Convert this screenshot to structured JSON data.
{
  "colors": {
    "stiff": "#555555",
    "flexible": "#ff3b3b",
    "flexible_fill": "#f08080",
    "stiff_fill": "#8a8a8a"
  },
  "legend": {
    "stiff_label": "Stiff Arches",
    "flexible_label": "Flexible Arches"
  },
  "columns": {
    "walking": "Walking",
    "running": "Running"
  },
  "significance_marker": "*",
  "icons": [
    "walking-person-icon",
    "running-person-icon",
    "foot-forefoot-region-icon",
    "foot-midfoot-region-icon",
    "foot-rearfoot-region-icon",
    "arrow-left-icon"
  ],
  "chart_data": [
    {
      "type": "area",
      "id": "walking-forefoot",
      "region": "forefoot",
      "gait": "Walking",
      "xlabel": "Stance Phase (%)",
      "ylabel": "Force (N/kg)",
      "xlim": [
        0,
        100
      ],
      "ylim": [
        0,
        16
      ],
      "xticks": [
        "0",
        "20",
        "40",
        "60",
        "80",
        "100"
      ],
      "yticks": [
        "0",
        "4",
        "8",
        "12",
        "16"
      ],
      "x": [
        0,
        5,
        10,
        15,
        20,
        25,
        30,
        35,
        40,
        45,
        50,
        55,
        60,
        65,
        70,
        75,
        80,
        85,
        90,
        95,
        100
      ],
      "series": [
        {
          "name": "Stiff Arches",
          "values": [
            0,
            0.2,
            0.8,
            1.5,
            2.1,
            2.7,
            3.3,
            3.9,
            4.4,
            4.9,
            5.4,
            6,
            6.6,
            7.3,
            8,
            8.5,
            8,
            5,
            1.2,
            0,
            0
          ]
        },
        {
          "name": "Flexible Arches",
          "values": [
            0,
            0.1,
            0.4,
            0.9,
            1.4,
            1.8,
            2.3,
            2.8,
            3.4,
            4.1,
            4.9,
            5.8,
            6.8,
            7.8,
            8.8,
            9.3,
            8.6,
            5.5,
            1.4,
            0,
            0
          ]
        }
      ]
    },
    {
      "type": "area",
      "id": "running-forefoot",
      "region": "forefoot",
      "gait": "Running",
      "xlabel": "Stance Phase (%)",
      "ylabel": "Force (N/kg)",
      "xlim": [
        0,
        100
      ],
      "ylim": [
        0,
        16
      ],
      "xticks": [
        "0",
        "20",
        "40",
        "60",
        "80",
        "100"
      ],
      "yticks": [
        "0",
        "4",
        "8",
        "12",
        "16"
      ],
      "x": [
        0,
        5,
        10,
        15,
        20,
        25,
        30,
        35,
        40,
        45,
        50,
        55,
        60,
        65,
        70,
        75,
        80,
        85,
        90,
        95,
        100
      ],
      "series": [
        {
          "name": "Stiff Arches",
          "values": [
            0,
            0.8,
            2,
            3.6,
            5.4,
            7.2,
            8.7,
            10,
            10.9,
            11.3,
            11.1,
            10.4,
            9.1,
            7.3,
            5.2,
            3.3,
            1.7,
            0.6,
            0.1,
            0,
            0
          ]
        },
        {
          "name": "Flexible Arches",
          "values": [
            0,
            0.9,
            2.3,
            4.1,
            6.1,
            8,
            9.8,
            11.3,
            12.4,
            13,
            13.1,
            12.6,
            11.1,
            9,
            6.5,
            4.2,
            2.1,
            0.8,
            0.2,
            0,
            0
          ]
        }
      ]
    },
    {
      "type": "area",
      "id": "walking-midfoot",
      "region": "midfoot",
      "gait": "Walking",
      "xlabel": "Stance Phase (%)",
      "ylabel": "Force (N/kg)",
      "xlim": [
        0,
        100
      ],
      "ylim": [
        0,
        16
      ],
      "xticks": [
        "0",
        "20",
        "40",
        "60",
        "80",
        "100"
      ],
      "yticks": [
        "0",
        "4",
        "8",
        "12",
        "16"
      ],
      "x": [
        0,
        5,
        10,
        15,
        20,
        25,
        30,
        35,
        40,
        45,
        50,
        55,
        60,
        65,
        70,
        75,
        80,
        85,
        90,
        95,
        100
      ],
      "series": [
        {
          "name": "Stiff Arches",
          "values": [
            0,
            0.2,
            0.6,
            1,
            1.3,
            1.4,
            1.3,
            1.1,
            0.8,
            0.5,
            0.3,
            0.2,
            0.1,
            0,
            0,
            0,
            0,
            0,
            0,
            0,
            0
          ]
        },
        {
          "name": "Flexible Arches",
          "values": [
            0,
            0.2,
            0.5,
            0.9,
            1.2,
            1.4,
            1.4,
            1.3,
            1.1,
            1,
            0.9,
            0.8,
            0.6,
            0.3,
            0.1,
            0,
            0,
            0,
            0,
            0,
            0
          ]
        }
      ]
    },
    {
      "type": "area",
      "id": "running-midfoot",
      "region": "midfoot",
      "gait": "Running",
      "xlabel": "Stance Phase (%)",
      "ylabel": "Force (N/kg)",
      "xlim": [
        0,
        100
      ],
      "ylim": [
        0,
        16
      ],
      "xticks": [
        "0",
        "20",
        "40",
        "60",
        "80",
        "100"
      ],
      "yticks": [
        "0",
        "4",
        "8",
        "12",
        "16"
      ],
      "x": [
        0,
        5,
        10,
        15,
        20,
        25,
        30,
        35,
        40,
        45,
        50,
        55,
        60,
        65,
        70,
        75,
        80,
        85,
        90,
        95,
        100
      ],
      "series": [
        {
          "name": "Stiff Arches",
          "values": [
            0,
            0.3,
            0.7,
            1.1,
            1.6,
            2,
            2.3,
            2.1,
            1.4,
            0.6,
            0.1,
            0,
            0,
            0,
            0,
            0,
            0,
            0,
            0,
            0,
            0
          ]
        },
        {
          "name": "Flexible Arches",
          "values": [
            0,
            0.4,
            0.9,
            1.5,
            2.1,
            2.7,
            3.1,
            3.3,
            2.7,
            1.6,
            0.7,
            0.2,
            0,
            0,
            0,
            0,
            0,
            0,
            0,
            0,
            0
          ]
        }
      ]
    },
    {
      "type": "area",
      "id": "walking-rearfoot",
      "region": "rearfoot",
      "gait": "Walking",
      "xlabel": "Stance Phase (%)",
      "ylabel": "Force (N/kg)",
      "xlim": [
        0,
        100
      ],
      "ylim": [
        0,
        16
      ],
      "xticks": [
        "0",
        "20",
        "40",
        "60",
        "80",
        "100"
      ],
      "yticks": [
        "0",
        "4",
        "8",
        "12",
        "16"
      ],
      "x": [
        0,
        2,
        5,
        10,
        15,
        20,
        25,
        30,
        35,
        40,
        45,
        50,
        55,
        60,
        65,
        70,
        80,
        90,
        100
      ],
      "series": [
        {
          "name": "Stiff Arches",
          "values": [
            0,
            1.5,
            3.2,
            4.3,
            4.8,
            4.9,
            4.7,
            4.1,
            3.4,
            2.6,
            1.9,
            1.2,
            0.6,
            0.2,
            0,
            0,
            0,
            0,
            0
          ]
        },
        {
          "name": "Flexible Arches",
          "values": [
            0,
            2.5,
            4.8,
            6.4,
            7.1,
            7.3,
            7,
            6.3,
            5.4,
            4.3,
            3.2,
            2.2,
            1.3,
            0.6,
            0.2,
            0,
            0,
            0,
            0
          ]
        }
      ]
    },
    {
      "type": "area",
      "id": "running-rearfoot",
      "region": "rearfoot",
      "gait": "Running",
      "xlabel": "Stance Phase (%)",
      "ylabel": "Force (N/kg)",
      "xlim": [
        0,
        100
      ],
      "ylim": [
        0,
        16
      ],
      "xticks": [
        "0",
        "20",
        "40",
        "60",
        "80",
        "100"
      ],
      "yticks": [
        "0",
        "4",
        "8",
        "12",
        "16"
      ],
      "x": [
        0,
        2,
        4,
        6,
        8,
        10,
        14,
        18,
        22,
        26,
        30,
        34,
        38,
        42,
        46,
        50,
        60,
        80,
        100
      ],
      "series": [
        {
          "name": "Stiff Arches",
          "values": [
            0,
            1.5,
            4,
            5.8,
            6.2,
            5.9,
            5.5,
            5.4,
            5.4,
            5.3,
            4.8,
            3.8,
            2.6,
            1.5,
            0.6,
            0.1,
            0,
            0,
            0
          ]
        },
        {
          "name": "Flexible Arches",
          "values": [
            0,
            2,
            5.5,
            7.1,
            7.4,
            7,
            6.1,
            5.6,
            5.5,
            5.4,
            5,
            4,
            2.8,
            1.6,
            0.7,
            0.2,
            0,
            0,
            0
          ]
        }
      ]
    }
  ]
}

*Job:* Which lines contain the word "rearfoot"? Copy each of them.

*Finished exercise:*
    "foot-rearfoot-region-icon",
      "id": "walking-rearfoot",
      "region": "rearfoot",
      "id": "running-rearfoot",
      "region": "rearfoot",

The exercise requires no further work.